***** Listed entries *****

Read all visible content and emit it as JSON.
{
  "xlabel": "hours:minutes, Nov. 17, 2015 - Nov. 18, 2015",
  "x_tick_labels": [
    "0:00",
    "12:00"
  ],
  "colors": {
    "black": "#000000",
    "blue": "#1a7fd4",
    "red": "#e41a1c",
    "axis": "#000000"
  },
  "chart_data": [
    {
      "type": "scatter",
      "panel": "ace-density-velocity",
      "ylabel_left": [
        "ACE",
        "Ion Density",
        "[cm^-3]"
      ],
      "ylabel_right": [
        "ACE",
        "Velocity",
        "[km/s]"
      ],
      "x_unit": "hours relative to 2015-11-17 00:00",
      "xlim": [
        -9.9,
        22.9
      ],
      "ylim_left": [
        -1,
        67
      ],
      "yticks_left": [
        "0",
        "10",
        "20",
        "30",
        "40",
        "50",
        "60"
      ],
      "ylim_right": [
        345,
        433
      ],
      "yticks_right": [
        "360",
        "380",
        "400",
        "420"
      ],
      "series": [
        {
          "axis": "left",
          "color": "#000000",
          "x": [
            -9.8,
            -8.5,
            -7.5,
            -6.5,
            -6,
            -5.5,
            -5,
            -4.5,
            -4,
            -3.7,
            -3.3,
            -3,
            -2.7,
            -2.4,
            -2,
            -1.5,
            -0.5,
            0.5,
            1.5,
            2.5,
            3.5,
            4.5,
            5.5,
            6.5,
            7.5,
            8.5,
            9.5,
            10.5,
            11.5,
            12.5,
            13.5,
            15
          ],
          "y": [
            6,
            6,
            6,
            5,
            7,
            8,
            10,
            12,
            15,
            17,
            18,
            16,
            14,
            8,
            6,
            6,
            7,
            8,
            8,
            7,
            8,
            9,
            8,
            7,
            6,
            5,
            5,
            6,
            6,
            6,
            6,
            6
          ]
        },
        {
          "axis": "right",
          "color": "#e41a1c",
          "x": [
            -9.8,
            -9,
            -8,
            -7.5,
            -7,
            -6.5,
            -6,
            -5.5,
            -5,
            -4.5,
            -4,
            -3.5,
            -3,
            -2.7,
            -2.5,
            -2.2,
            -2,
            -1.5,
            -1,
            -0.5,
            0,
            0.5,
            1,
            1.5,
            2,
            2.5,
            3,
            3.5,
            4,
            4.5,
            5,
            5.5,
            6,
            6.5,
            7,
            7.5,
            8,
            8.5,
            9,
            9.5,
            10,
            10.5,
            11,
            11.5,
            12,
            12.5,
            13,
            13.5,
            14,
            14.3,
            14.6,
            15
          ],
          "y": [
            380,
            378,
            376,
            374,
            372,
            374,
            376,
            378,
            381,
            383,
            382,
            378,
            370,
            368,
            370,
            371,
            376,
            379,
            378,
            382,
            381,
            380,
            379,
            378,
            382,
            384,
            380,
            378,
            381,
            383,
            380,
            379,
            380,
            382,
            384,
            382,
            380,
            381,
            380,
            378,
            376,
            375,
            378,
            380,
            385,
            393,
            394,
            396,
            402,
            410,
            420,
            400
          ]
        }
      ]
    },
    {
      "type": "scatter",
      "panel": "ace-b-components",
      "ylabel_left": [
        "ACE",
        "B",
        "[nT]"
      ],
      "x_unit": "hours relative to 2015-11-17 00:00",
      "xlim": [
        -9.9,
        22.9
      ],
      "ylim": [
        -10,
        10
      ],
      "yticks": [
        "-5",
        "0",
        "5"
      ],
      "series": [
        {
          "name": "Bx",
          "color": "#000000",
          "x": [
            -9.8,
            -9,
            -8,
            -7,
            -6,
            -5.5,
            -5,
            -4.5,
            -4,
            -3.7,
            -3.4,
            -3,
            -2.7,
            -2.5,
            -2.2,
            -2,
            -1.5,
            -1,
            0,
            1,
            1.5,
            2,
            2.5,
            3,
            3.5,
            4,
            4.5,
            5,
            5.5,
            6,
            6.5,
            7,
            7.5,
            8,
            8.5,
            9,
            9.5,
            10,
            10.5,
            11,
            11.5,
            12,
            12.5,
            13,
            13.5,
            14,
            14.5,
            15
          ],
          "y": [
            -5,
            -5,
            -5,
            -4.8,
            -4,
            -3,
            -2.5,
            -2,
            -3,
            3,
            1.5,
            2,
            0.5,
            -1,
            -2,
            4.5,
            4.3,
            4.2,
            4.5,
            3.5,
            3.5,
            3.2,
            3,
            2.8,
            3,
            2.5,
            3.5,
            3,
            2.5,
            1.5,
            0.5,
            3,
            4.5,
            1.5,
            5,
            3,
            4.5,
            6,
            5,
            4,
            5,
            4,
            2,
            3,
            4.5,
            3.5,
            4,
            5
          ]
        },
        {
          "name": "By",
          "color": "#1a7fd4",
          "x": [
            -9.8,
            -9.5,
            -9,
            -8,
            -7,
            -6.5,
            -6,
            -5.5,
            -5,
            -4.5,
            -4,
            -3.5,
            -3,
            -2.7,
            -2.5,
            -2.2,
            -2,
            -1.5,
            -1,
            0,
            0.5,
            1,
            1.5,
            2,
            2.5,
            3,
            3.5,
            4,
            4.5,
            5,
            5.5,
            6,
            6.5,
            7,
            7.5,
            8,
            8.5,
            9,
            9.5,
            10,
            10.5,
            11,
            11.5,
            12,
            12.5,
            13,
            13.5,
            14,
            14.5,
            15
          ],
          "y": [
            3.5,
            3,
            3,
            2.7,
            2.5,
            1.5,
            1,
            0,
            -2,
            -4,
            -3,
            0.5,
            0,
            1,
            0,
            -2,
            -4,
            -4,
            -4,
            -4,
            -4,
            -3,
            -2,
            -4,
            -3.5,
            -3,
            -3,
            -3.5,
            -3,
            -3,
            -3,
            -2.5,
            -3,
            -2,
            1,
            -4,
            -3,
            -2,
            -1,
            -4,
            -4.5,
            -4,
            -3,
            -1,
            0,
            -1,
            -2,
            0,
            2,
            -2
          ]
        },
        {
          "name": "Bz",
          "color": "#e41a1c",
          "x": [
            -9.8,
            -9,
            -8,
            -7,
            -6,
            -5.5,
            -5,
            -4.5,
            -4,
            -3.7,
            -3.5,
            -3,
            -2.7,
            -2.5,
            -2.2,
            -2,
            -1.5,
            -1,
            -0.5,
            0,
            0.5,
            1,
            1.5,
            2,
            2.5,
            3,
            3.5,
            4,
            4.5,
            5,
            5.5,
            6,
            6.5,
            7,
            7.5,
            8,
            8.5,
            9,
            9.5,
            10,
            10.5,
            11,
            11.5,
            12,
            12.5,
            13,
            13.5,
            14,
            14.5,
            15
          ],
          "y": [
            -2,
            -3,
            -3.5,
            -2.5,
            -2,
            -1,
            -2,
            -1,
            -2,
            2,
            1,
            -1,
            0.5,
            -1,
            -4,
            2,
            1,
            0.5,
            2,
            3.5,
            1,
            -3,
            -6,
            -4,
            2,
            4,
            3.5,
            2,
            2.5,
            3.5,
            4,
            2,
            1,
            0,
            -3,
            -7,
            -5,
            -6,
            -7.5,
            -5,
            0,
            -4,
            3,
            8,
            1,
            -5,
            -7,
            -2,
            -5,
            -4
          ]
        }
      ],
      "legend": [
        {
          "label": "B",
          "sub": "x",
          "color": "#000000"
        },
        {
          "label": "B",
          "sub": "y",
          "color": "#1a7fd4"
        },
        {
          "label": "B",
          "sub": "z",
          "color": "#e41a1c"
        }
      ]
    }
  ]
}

*****

**Job**
Every line above needs to be retyped exactly.

**Result**
Read all visible content and emit it as JSON.
{
  "xlabel": "hours:minutes, Nov. 17, 2015 - Nov. 18, 2015",
  "x_tick_labels": [
    "0:00",
    "12:00"
  ],
  "colors": {
    "black": "#000000",
    "blue": "#1a7fd4",
    "red": "#e41a1c",
    "axis": "#000000"
  },
  "chart_data": [
    {
      "type": "scatter",
      "panel": "ace-density-velocity",
      "ylabel_left": [
        "ACE",
        "Ion Density",
        "[cm^-3]"
      ],
      "ylabel_right": [
        "ACE",
        "Velocity",
        "[km/s]"
      ],
      "x_unit": "hours relative to 2015-11-17 00:00",
      "xlim": [
        -9.9,
        22.9
      ],
      "ylim_left": [
        -1,
        67
      ],
      "yticks_left": [
        "0",
        "10",
        "20",
        "30",
        "40",
        "50",
        "60"
      ],
      "ylim_right": [
        345,
        433
      ],
      "yticks_right": [
        "360",
        "380",
        "400",
        "420"
      ],
      "series": [
        {
          "axis": "left",
          "color": "#000000",
          "x": [
            -9.8,
            -8.5,
            -7.5,
            -6.5,
            -6,
            -5.5,
            -5,
            -4.5,
            -4,
            -3.7,
            -3.3,
            -3,
            -2.7,
            -2.4,
            -2,
            -1.5,
            -0.5,
            0.5,
            1.5,
            2.5,
            3.5,
            4.5,
            5.5,
            6.5,
            7.5,
            8.5,
            9.5,
            10.5,
            11.5,
            12.5,
            13.5,
            15
          ],
          "y": [
            6,
            6,
            6,
            5,
            7,
            8,
            10,
            12,
            15,
            17,
            18,
            16,
            14,
            8,
            6,
            6,
            7,
            8,
            8,
            7,
            8,
            9,
            8,
            7,
            6,
            5,
            5,
            6,
            6,
            6,
            6,
            6
          ]
        },
        {
          "axis": "right",
          "color": "#e41a1c",
          "x": [
            -9.8,
            -9,
            -8,
            -7.5,
            -7,
            -6.5,
            -6,
            -5.5,
            -5,
            -4.5,
            -4,
            -3.5,
            -3,
            -2.7,
            -2.5,
            -2.2,
            -2,
            -1.5,
            -1,
            -0.5,
            0,
            0.5,
            1,
            1.5,
            2,
            2.5,
            3,
            3.5,
            4,
            4.5,
            5,
            5.5,
            6,
            6.5,
            7,
            7.5,
            8,
            8.5,
            9,
            9.5,
            10,
            10.5,
            11,
            11.5,
            12,
            12.5,
            13,
            13.5,
            14,
            14.3,
            14.6,
            15
          ],
          "y": [
            380,
            378,
            376,
            374,
            372,
            374,
            376,
            378,
            381,
            383,
            382,
            378,
            370,
            368,
            370,
            371,
            376,
            379,
            378,
            382,
            381,
            380,
            379,
            378,
            382,
            384,
            380,
            378,
            381,
            383,
            380,
            379,
            380,
            382,
            384,
            382,
            380,
            381,
            380,
            378,
            376,
            375,
            378,
            380,
            385,
            393,
            394,
            396,
            402,
            410,
            420,
            400
          ]
        }
      ]
    },
    {
      "type": "scatter",
      "panel": "ace-b-components",
      "ylabel_left": [
        "ACE",
        "B",
        "[nT]"
      ],
      "x_unit": "hours relative to 2015-11-17 00:00",
      "xlim": [
        -9.9,
        22.9
      ],
      "ylim": [
        -10,
        10
      ],
      "yticks": [
        "-5",
        "0",
        "5"
      ],
      "series": [
        {
          "name": "Bx",
          "color": "#000000",
          "x": [
            -9.8,
            -9,
            -8,
            -7,
            -6,
            -5.5,
            -5,
            -4.5,
            -4,
            -3.7,
            -3.4,
            -3,
            -2.7,
            -2.5,
            -2.2,
            -2,
            -1.5,
            -1,
            0,
            1,
            1.5,
            2,
            2.5,
            3,
            3.5,
            4,
            4.5,
            5,
            5.5,
            6,
            6.5,
            7,
            7.5,
            8,
            8.5,
            9,
            9.5,
            10,
            10.5,
            11,
            11.5,
            12,
            12.5,
            13,
            13.5,
            14,
            14.5,
            15
          ],
          "y": [
            -5,
            -5,
            -5,
            -4.8,
            -4,
            -3,
            -2.5,
            -2,
            -3,
            3,
            1.5,
            2,
            0.5,
            -1,
            -2,
            4.5,
            4.3,
            4.2,
            4.5,
            3.5,
            3.5,
            3.2,
            3,
            2.8,
            3,
            2.5,
            3.5,
            3,
            2.5,
            1.5,
            0.5,
            3,
            4.5,
            1.5,
            5,
            3,
            4.5,
            6,
            5,
            4,
            5,
            4,
            2,
            3,
            4.5,
            3.5,
            4,
            5
          ]
        },
        {
          "name": "By",
          "color": "#1a7fd4",
          "x": [
            -9.8,
            -9.5,
            -9,
            -8,
            -7,
            -6.5,
            -6,
            -5.5,
            -5,
            -4.5,
            -4,
            -3.5,
            -3,
            -2.7,
            -2.5,
            -2.2,
            -2,
            -1.5,
            -1,
            0,
            0.5,
            1,
            1.5,
            2,
            2.5,
            3,
            3.5,
            4,
            4.5,
            5,
            5.5,
            6,
            6.5,
            7,
            7.5,
            8,
            8.5,
            9,
            9.5,
            10,
            10.5,
            11,
            11.5,
            12,
            12.5,
            13,
            13.5,
            14,
            14.5,
            15
          ],
          "y": [
            3.5,
            3,
            3,
            2.7,
            2.5,
            1.5,
            1,
            0,
            -2,
            -4,
            -3,
            0.5,
            0,
            1,
            0,
            -2,
            -4,
            -4,
            -4,
            -4,
            -4,
            -3,
            -2,
            -4,
            -3.5,
            -3,
            -3,
            -3.5,
            -3,
            -3,
            -3,
            -2.5,
            -3,
            -2,
            1,
            -4,
            -3,
            -2,
            -1,
            -4,
            -4.5,
            -4,
            -3,
            -1,
            0,
            -1,
            -2,
            0,
            2,
            -2
          ]
        },
        {
          "name": "Bz",
          "color": "#e41a1c",
          "x": [
            -9.8,
            -9,
            -8,
            -7,
            -6,
            -5.5,
            -5,
            -4.5,
            -4,
            -3.7,
            -3.5,
            -3,
            -2.7,
            -2.5,
            -2.2,
            -2,
            -1.5,
            -1,
            -0.5,
            0,
            0.5,
            1,
            1.5,
            2,
            2.5,
            3,
            3.5,
            4,
            4.5,
            5,
            5.5,
            6,
            6.5,
            7,
            7.5,
            8,
            8.5,
            9,
            9.5,
            10,
            10.5,
            11,
            11.5,
            12,
            12.5,
            13,
            13.5,
            14,
            14.5,
            15
          ],
          "y": [
            -2,
            -3,
            -3.5,
            -2.5,
            -2,
            -1,
            -2,
            -1,
            -2,
            2,
            1,
            -1,
            0.5,
            -1,
            -4,
            2,
            1,
            0.5,
            2,
            3.5,
            1,
            -3,
            -6,
            -4,
            2,
            4,
            3.5,
            2,
            2.5,
            3.5,
            4,
            2,
            1,
            0,
            -3,
            -7,
            -5,
            -6,
            -7.5,
            -5,
            0,
            -4,
            3,
            8,
            1,
            -5,
            -7,
            -2,
            -5,
            -4
          ]
        }
      ],
      "legend": [
        {
          "label": "B",
          "sub": "x",
          "color": "#000000"
        },
        {
          "label": "B",
          "sub": "y",
          "color": "#1a7fd4"
        },
        {
          "label": "B",
          "sub": "z",
          "color": "#e41a1c"
        }
      ]
    }
  ]
}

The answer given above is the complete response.